## start
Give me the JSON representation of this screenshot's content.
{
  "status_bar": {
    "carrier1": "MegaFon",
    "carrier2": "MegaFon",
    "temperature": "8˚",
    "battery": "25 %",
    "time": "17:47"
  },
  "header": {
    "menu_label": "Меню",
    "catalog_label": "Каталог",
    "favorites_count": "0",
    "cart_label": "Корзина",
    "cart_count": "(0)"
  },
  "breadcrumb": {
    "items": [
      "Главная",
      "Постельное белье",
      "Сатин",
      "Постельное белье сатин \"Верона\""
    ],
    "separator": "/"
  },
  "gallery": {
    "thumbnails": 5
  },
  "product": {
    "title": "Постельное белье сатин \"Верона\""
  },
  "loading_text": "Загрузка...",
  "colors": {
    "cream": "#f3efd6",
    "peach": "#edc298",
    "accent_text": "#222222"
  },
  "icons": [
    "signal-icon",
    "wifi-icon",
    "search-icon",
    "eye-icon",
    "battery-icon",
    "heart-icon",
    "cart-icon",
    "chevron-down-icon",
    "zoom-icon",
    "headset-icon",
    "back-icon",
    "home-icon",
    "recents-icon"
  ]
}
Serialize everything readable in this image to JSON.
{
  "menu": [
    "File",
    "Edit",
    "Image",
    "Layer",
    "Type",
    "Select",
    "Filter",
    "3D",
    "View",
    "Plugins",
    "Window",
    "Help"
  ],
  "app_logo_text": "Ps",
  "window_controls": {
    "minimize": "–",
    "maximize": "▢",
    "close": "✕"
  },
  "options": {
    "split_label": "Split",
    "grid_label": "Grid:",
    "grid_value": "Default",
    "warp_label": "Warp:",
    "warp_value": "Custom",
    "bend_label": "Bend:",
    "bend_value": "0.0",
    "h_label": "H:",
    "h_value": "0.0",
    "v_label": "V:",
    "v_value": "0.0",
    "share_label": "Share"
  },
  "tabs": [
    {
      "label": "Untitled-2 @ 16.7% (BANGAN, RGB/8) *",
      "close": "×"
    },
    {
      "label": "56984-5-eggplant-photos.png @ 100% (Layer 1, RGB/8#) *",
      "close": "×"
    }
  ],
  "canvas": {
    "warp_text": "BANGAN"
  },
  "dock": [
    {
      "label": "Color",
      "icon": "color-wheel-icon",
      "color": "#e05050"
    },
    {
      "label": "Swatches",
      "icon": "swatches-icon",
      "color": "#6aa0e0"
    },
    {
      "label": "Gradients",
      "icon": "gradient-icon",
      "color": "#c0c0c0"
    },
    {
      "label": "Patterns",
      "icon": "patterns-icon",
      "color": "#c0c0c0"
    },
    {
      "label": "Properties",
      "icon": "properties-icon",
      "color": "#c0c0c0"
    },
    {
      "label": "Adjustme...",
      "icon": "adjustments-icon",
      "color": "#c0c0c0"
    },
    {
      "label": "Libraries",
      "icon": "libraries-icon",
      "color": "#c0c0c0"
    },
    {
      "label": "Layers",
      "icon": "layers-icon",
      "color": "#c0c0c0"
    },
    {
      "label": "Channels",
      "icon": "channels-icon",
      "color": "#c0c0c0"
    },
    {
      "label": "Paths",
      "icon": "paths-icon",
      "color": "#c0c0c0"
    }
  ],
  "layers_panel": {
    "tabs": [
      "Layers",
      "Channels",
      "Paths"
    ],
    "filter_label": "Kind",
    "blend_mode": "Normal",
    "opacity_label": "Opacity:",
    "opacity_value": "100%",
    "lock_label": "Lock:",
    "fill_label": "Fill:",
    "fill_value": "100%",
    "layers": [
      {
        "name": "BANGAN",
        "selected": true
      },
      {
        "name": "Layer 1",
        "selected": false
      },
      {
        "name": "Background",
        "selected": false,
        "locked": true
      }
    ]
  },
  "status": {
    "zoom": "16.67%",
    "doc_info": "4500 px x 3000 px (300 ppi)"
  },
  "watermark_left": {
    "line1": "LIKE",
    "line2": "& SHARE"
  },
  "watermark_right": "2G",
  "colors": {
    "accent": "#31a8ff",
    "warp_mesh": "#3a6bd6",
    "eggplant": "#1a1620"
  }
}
## end
#### [Instructions for the task]
Every entry above needs to be quoted exactly.

#### [Exercise result]
Give me the JSON representation of this screenshot's content.
{
  "status_bar": {
    "carrier1": "MegaFon",
    "carrier2": "MegaFon",
    "temperature": "8˚",
    "battery": "25 %",
    "time": "17:47"
  },
  "header": {
    "menu_label": "Меню",
    "catalog_label": "Каталог",
    "favorites_count": "0",
    "cart_label": "Корзина",
    "cart_count": "(0)"
  },
  "breadcrumb": {
    "items": [
      "Главная",
      "Постельное белье",
      "Сатин",
      "Постельное белье сатин \"Верона\""
    ],
    "separator": "/"
  },
  "gallery": {
    "thumbnails": 5
  },
  "product": {
    "title": "Постельное белье сатин \"Верона\""
  },
  "loading_text": "Загрузка...",
  "colors": {
    "cream": "#f3efd6",
    "peach": "#edc298",
    "accent_text": "#222222"
  },
  "icons": [
    "signal-icon",
    "wifi-icon",
    "search-icon",
    "eye-icon",
    "battery-icon",
    "heart-icon",
    "cart-icon",
    "chevron-down-icon",
    "zoom-icon",
    "headset-icon",
    "back-icon",
    "home-icon",
    "recents-icon"
  ]
}
Serialize everything readable in this image to JSON.
{
  "menu": [
    "File",
    "Edit",
    "Image",
    "Layer",
    "Type",
    "Select",
    "Filter",
    "3D",
    "View",
    "Plugins",
    "Window",
    "Help"
  ],
  "app_logo_text": "Ps",
  "window_controls": {
    "minimize": "–",
    "maximize": "▢",
    "close": "✕"
  },
  "options": {
    "split_label": "Split",
    "grid_label": "Grid:",
    "grid_value": "Default",
    "warp_label": "Warp:",
    "warp_value": "Custom",
    "bend_label": "Bend:",
    "bend_value": "0.0",
    "h_label": "H:",
    "h_value": "0.0",
    "v_label": "V:",
    "v_value": "0.0",
    "share_label": "Share"
  },
  "tabs": [
    {
      "label": "Untitled-2 @ 16.7% (BANGAN, RGB/8) *",
      "close": "×"
    },
    {
      "label": "56984-5-eggplant-photos.png @ 100% (Layer 1, RGB/8#) *",
      "close": "×"
    }
  ],
  "canvas": {
    "warp_text": "BANGAN"
  },
  "dock": [
    {
      "label": "Color",
      "icon": "color-wheel-icon",
      "color": "#e05050"
    },
    {
      "label": "Swatches",
      "icon": "swatches-icon",
      "color": "#6aa0e0"
    },
    {
      "label": "Gradients",
      "icon": "gradient-icon",
      "color": "#c0c0c0"
    },
    {
      "label": "Patterns",
      "icon": "patterns-icon",
      "color": "#c0c0c0"
    },
    {
      "label": "Properties",
      "icon": "properties-icon",
      "color": "#c0c0c0"
    },
    {
      "label": "Adjustme...",
      "icon": "adjustments-icon",
      "color": "#c0c0c0"
    },
    {
      "label": "Libraries",
      "icon": "libraries-icon",
      "color": "#c0c0c0"
    },
    {
      "label": "Layers",
      "icon": "layers-icon",
      "color": "#c0c0c0"
    },
    {
      "label": "Channels",
      "icon": "channels-icon",
      "color": "#c0c0c0"
    },
    {
      "label": "Paths",
      "icon": "paths-icon",
      "color": "#c0c0c0"
    }
  ],
  "layers_panel": {
    "tabs": [
      "Layers",
      "Channels",
      "Paths"
    ],
    "filter_label": "Kind",
    "blend_mode": "Normal",
    "opacity_label": "Opacity:",
    "opacity_value": "100%",
    "lock_label": "Lock:",
    "fill_label": "Fill:",
    "fill_value": "100%",
    "layers": [
      {
        "name": "BANGAN",
        "selected": true
      },
      {
        "name": "Layer 1",
        "selected": false
      },
      {
        "name": "Background",
        "selected": false,
        "locked": true
      }
    ]
  },
  "status": {
    "zoom": "16.67%",
    "doc_info": "4500 px x 3000 px (300 ppi)"
  },
  "watermark_left": {
    "line1": "LIKE",
    "line2": "& SHARE"
  },
  "watermark_right": "2G",
  "colors": {
    "accent": "#31a8ff",
    "warp_mesh": "#3a6bd6",
    "eggplant": "#1a1620"
  }
}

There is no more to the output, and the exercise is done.